Goal -> Read the records and gather each line that includes "this".

— start —

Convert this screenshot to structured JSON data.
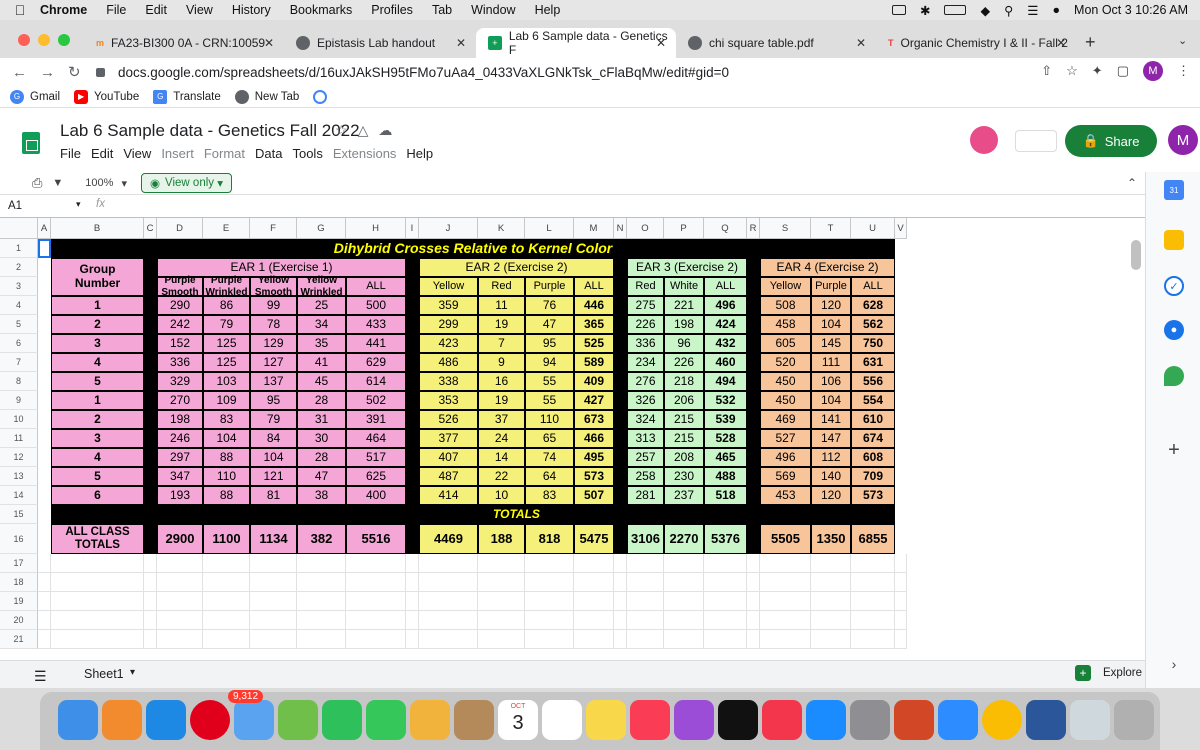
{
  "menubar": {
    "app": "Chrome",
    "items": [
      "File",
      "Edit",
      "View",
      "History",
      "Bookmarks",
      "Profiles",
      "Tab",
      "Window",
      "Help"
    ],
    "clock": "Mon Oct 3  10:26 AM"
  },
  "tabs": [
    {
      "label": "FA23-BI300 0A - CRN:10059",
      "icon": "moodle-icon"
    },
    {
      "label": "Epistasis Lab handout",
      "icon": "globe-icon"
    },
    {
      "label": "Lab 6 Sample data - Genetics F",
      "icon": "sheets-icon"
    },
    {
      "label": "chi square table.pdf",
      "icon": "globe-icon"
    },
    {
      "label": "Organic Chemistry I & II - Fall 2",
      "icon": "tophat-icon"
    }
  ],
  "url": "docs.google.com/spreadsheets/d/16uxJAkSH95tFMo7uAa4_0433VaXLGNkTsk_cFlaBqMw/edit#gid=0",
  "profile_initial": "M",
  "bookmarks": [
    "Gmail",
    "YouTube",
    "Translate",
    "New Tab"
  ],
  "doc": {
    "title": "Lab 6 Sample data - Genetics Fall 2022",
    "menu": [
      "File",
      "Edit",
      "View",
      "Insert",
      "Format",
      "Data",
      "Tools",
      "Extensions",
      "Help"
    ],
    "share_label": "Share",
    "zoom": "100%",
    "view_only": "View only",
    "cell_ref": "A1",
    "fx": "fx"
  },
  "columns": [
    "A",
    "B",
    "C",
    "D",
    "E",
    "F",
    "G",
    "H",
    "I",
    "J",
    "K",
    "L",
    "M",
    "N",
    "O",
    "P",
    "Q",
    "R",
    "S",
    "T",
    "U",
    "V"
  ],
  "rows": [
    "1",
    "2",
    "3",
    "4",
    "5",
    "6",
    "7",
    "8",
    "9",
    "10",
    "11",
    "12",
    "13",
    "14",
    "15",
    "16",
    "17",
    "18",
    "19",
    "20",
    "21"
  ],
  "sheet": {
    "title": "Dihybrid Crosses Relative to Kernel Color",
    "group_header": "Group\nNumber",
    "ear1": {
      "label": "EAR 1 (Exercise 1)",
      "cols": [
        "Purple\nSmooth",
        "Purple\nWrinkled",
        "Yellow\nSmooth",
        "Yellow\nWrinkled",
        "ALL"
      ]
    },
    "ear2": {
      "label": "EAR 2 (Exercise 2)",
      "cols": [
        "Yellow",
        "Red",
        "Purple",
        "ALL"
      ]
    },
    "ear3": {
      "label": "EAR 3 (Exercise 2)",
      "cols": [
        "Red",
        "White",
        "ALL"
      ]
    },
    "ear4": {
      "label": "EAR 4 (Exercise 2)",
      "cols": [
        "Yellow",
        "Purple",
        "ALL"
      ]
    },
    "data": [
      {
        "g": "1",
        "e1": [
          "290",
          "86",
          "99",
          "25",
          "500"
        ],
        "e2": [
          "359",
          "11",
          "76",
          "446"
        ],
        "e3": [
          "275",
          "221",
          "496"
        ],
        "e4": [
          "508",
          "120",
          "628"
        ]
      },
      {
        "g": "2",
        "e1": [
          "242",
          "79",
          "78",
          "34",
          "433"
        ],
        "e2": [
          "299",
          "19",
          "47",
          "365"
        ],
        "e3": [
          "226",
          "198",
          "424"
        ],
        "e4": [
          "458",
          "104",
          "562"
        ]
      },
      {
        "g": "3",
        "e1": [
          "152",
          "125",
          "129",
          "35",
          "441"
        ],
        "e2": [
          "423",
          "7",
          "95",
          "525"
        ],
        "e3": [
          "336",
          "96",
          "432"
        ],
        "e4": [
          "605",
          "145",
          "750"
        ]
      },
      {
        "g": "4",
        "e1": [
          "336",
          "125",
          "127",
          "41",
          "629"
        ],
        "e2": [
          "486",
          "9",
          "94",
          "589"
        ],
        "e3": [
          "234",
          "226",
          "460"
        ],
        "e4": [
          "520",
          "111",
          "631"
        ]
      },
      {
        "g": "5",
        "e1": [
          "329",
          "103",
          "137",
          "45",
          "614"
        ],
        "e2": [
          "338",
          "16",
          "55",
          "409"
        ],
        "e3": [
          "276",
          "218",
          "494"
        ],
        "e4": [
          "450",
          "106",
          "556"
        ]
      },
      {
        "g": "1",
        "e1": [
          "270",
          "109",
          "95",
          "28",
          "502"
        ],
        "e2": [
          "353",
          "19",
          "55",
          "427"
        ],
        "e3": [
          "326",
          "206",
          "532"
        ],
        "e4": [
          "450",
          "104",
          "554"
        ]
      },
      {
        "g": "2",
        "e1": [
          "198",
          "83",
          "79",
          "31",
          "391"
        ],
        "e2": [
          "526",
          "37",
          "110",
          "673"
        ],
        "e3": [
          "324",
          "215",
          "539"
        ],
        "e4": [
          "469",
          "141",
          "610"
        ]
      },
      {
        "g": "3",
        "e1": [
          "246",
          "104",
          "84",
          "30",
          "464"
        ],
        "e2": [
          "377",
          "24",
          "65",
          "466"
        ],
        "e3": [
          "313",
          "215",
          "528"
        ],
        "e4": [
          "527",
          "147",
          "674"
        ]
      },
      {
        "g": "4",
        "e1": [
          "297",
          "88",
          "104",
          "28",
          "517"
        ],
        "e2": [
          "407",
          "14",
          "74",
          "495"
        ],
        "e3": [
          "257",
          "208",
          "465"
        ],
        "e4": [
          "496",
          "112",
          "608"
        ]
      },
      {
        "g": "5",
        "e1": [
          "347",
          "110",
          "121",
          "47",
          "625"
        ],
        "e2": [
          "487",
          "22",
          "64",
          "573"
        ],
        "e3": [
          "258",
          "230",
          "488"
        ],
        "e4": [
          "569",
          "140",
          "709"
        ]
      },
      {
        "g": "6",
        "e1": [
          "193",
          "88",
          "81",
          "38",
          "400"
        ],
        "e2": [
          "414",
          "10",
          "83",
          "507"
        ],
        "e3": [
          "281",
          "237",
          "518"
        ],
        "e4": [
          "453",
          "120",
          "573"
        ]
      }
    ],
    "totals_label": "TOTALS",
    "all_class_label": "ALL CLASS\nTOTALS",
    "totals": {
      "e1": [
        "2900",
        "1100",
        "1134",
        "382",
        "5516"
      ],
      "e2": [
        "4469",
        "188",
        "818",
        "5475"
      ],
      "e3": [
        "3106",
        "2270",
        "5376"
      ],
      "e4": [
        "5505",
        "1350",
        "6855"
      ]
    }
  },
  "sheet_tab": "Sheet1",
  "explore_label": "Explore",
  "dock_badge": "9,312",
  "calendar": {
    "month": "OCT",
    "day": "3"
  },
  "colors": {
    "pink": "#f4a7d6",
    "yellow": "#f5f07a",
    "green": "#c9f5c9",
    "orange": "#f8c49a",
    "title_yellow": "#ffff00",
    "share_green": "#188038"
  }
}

— end —
— start —

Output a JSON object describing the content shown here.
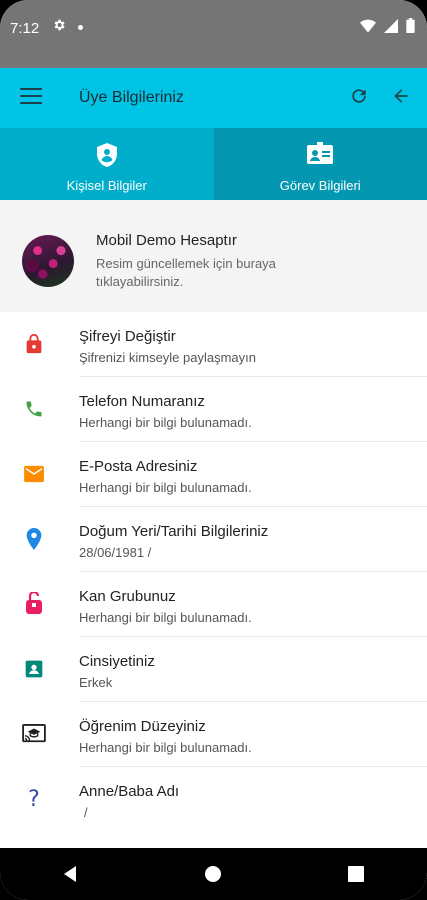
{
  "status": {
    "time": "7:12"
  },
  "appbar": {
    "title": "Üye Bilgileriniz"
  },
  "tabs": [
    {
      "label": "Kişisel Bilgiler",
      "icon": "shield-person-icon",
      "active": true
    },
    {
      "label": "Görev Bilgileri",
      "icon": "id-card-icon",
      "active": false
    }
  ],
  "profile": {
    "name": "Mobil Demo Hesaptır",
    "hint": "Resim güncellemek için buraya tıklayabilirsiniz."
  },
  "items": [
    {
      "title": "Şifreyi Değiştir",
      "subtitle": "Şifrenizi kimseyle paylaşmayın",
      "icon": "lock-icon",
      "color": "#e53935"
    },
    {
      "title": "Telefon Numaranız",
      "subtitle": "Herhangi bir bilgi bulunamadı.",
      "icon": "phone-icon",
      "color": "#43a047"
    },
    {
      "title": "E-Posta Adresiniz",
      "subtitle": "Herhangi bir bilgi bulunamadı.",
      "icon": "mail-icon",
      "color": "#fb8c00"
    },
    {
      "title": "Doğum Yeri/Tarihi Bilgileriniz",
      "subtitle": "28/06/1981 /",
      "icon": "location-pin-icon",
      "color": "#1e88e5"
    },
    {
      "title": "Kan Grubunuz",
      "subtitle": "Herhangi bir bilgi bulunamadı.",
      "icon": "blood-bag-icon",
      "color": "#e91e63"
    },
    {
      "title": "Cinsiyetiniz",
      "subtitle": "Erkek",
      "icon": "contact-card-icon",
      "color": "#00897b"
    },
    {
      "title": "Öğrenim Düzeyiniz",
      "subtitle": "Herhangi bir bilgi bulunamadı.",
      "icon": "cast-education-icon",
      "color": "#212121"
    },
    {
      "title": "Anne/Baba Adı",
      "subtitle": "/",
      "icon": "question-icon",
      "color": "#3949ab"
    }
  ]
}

— end —
— start —

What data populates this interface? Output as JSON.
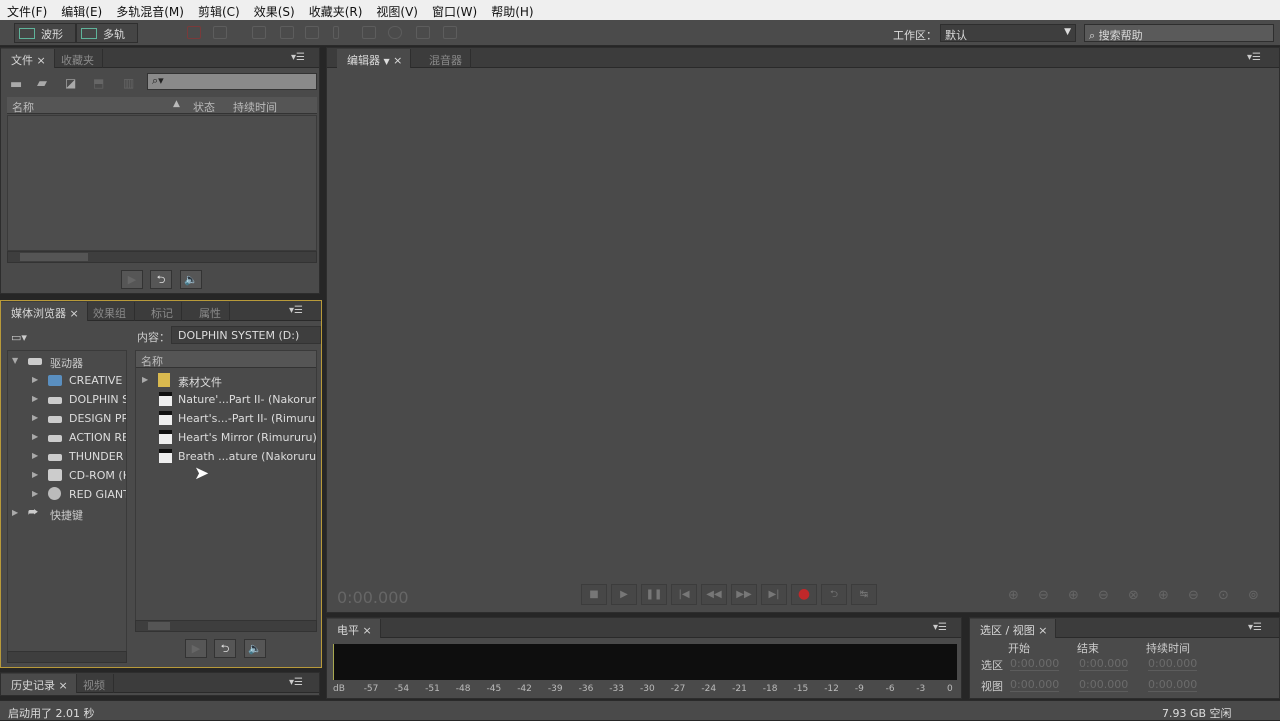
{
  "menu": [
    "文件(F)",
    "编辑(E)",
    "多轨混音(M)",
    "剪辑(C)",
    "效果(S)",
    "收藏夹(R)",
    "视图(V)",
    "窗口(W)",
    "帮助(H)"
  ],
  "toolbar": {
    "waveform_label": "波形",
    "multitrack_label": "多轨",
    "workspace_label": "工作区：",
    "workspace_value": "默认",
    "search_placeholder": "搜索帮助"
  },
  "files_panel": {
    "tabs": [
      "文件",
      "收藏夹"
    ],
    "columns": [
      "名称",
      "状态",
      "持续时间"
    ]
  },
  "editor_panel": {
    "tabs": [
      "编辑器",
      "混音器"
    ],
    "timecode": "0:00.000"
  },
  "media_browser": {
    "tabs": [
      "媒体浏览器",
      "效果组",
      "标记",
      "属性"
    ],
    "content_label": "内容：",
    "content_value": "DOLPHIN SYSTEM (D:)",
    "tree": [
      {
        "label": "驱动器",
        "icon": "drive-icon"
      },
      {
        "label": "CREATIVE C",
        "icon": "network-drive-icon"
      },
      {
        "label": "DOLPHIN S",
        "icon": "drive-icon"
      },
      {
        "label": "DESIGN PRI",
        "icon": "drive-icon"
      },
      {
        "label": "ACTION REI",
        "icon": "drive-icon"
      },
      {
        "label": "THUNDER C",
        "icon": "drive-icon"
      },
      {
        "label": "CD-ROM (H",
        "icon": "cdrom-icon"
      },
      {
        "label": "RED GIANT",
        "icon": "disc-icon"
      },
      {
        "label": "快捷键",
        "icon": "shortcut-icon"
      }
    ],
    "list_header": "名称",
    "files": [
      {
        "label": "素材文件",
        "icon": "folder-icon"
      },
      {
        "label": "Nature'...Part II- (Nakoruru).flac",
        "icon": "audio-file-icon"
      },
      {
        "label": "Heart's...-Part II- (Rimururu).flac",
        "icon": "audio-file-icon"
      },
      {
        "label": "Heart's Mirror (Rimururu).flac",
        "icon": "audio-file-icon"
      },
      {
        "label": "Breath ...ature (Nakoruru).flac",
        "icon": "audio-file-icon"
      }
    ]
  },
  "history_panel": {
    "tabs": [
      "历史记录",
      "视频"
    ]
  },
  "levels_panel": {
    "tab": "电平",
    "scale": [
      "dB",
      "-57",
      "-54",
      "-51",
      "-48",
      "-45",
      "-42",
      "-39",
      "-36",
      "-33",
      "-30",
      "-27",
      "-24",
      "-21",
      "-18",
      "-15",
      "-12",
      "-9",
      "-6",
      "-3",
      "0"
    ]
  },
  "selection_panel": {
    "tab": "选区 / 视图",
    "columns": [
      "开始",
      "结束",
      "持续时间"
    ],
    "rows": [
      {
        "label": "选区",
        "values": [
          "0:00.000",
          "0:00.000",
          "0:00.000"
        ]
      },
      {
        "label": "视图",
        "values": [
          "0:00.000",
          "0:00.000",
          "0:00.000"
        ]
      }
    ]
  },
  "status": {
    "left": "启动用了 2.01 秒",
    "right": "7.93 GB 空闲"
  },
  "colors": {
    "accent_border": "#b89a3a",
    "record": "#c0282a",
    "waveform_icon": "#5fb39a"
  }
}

— end —

Problem solution ->
Convert this screenshot to structured JSON data.
What data populates this interface? Output as JSON.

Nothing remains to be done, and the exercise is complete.